Job: Find each line holding "icon" and copy it out.
────────
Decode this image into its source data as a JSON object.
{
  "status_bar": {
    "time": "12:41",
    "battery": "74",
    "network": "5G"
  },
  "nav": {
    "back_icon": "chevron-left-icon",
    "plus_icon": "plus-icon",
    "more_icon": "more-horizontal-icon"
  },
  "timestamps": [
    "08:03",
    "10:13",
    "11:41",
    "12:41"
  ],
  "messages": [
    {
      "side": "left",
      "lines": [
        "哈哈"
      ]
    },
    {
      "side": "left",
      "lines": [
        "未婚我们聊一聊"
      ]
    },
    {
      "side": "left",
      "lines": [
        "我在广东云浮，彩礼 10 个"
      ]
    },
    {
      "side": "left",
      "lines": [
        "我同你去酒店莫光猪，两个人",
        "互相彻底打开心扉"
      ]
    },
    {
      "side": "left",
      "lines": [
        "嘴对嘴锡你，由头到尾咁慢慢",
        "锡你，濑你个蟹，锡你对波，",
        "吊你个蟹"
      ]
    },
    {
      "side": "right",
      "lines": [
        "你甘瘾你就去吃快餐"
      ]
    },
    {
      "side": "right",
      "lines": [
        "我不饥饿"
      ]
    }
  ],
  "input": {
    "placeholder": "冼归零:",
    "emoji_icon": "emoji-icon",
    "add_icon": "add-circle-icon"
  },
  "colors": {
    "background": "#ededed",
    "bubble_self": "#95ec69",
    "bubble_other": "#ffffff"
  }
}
────────
Complete output:
    "back_icon": "chevron-left-icon",
    "plus_icon": "plus-icon",
    "more_icon": "more-horizontal-icon"
    "emoji_icon": "emoji-icon",
    "add_icon": "add-circle-icon"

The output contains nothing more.